** start of Provided data **

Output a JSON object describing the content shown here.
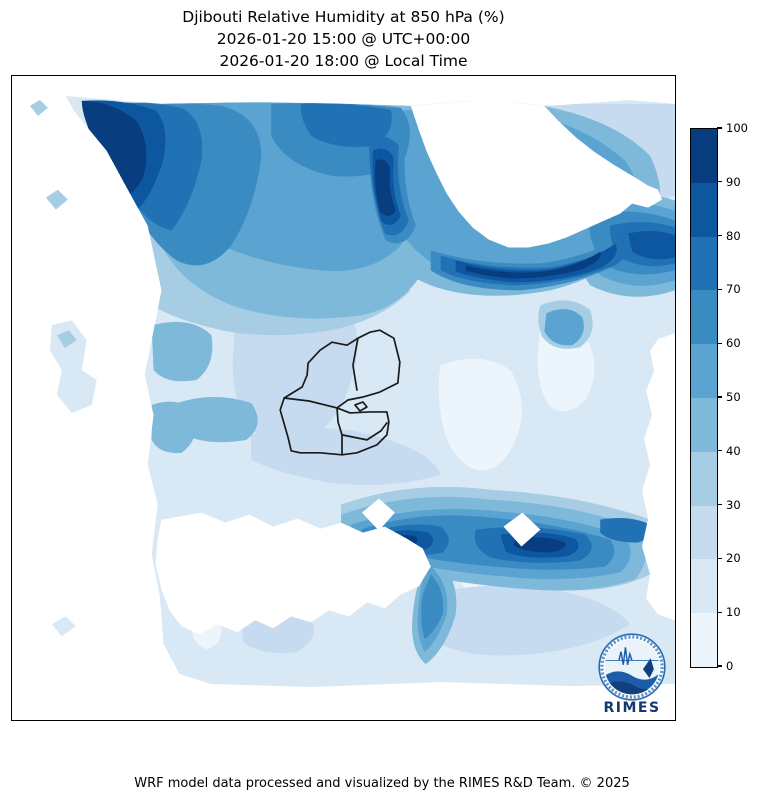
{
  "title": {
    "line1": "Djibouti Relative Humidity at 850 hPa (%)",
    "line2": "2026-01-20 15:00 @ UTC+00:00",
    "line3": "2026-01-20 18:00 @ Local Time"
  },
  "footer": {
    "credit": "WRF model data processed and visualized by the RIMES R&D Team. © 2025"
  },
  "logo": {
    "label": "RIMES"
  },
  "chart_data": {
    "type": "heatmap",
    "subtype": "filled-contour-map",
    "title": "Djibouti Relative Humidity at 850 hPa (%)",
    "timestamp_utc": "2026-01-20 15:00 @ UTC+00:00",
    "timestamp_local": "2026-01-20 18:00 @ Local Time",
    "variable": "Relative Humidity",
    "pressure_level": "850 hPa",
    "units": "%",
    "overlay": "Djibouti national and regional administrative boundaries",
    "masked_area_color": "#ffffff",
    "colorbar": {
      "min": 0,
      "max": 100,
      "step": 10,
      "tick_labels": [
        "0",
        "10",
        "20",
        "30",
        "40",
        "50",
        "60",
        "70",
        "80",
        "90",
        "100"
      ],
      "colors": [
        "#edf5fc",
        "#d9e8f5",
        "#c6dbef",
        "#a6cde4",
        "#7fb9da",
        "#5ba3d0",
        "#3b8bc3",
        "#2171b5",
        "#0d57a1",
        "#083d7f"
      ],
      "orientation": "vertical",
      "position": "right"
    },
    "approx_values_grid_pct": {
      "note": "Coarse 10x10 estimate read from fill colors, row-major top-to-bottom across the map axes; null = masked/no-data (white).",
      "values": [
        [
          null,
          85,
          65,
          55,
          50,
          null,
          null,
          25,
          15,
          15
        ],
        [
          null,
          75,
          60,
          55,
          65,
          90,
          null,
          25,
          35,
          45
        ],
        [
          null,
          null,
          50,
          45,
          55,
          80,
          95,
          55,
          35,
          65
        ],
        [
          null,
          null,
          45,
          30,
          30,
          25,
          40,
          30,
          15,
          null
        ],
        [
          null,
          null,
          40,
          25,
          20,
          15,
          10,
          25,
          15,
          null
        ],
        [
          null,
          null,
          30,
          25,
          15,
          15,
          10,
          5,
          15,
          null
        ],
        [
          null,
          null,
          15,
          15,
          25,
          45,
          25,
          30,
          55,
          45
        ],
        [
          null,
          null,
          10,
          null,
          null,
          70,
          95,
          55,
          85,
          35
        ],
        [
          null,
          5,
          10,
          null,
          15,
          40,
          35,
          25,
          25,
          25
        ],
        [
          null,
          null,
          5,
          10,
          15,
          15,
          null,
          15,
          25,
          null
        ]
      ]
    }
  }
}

** end of Provided data **

## Your objective
Extract, from the material above, each line holding the word "Humidity".

## Solution to this exercise
    "line1": "Djibouti Relative Humidity at 850 hPa (%)",
    "title": "Djibouti Relative Humidity at 850 hPa (%)",
    "variable": "Relative Humidity",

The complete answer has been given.